- PROBLEM DETAILS
Pictures stay out of the copy; restate everything else in the material exactly.

_____

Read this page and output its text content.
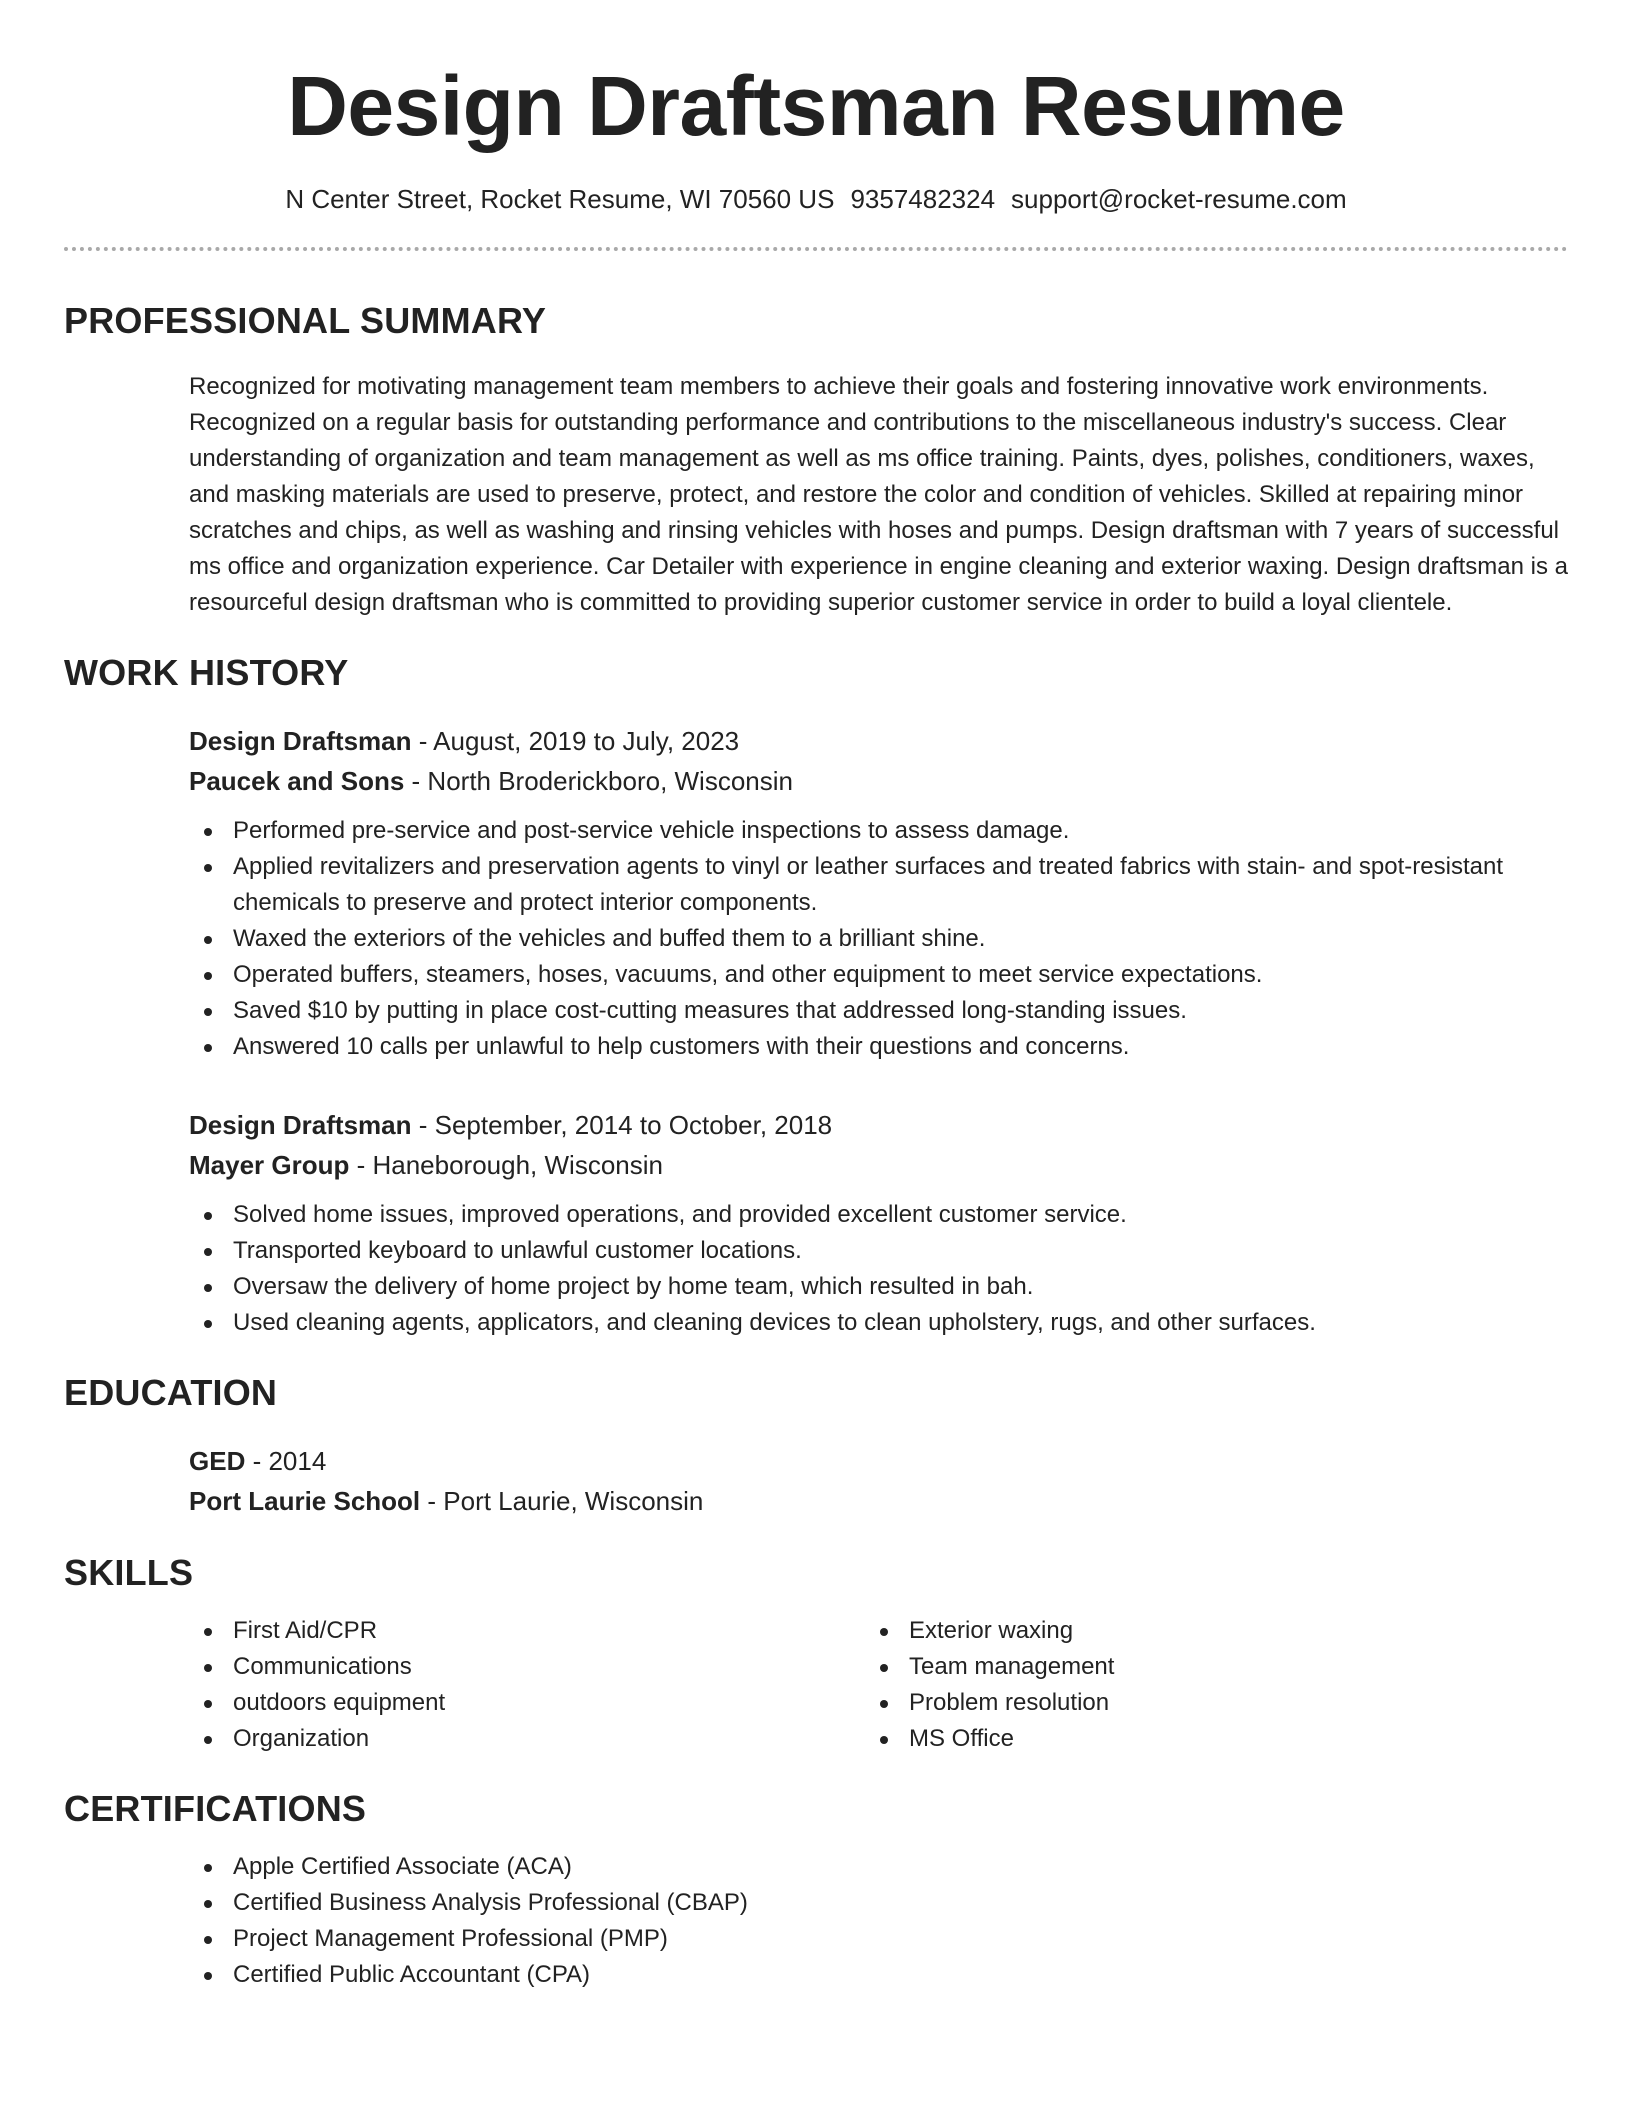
Design Draftsman Resume
N Center Street, Rocket Resume, WI 70560 US 9357482324 support@rocket-resume.com
PROFESSIONAL SUMMARY

Recognized for motivating management team members to achieve their goals and fostering innovative work environments. Recognized on a regular basis for outstanding performance and contributions to the miscellaneous industry's success. Clear understanding of organization and team management as well as ms office training. Paints, dyes, polishes, conditioners, waxes, and masking materials are used to preserve, protect, and restore the color and condition of vehicles. Skilled at repairing minor scratches and chips, as well as washing and rinsing vehicles with hoses and pumps. Design draftsman with 7 years of successful ms office and organization experience. Car Detailer with experience in engine cleaning and exterior waxing. Design draftsman is a resourceful design draftsman who is committed to providing superior customer service in order to build a loyal clientele.

WORK HISTORY
Design Draftsman - August, 2019 to July, 2023
Paucek and Sons - North Broderickboro, Wisconsin
Performed pre-service and post-service vehicle inspections to assess damage.
Applied revitalizers and preservation agents to vinyl or leather surfaces and treated fabrics with stain- and spot-resistant chemicals to preserve and protect interior components.
Waxed the exteriors of the vehicles and buffed them to a brilliant shine.
Operated buffers, steamers, hoses, vacuums, and other equipment to meet service expectations.
Saved $10 by putting in place cost-cutting measures that addressed long-standing issues.
Answered 10 calls per unlawful to help customers with their questions and concerns.
Design Draftsman - September, 2014 to October, 2018
Mayer Group - Haneborough, Wisconsin
Solved home issues, improved operations, and provided excellent customer service.
Transported keyboard to unlawful customer locations.
Oversaw the delivery of home project by home team, which resulted in bah.
Used cleaning agents, applicators, and cleaning devices to clean upholstery, rugs, and other surfaces.
EDUCATION
GED - 2014
Port Laurie School - Port Laurie, Wisconsin
SKILLS
First Aid/CPR
Communications
outdoors equipment
Organization
Exterior waxing
Team management
Problem resolution
MS Office
CERTIFICATIONS
Apple Certified Associate (ACA)
Certified Business Analysis Professional (CBAP)
Project Management Professional (PMP)
Certified Public Accountant (CPA)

_____

- THE ANSWER
Read this page and output its text content.
Design Draftsman Resume
N Center Street, Rocket Resume, WI 70560 US 9357482324 support@rocket-resume.com
PROFESSIONAL SUMMARY

Recognized for motivating management team members to achieve their goals and fostering innovative work environments. Recognized on a regular basis for outstanding performance and contributions to the miscellaneous industry's success. Clear understanding of organization and team management as well as ms office training. Paints, dyes, polishes, conditioners, waxes, and masking materials are used to preserve, protect, and restore the color and condition of vehicles. Skilled at repairing minor scratches and chips, as well as washing and rinsing vehicles with hoses and pumps. Design draftsman with 7 years of successful ms office and organization experience. Car Detailer with experience in engine cleaning and exterior waxing. Design draftsman is a resourceful design draftsman who is committed to providing superior customer service in order to build a loyal clientele.

WORK HISTORY
Design Draftsman - August, 2019 to July, 2023
Paucek and Sons - North Broderickboro, Wisconsin
Performed pre-service and post-service vehicle inspections to assess damage.
Applied revitalizers and preservation agents to vinyl or leather surfaces and treated fabrics with stain- and spot-resistant chemicals to preserve and protect interior components.
Waxed the exteriors of the vehicles and buffed them to a brilliant shine.
Operated buffers, steamers, hoses, vacuums, and other equipment to meet service expectations.
Saved $10 by putting in place cost-cutting measures that addressed long-standing issues.
Answered 10 calls per unlawful to help customers with their questions and concerns.
Design Draftsman - September, 2014 to October, 2018
Mayer Group - Haneborough, Wisconsin
Solved home issues, improved operations, and provided excellent customer service.
Transported keyboard to unlawful customer locations.
Oversaw the delivery of home project by home team, which resulted in bah.
Used cleaning agents, applicators, and cleaning devices to clean upholstery, rugs, and other surfaces.
EDUCATION
GED - 2014
Port Laurie School - Port Laurie, Wisconsin
SKILLS
First Aid/CPR
Communications
outdoors equipment
Organization
Exterior waxing
Team management
Problem resolution
MS Office
CERTIFICATIONS
Apple Certified Associate (ACA)
Certified Business Analysis Professional (CBAP)
Project Management Professional (PMP)
Certified Public Accountant (CPA)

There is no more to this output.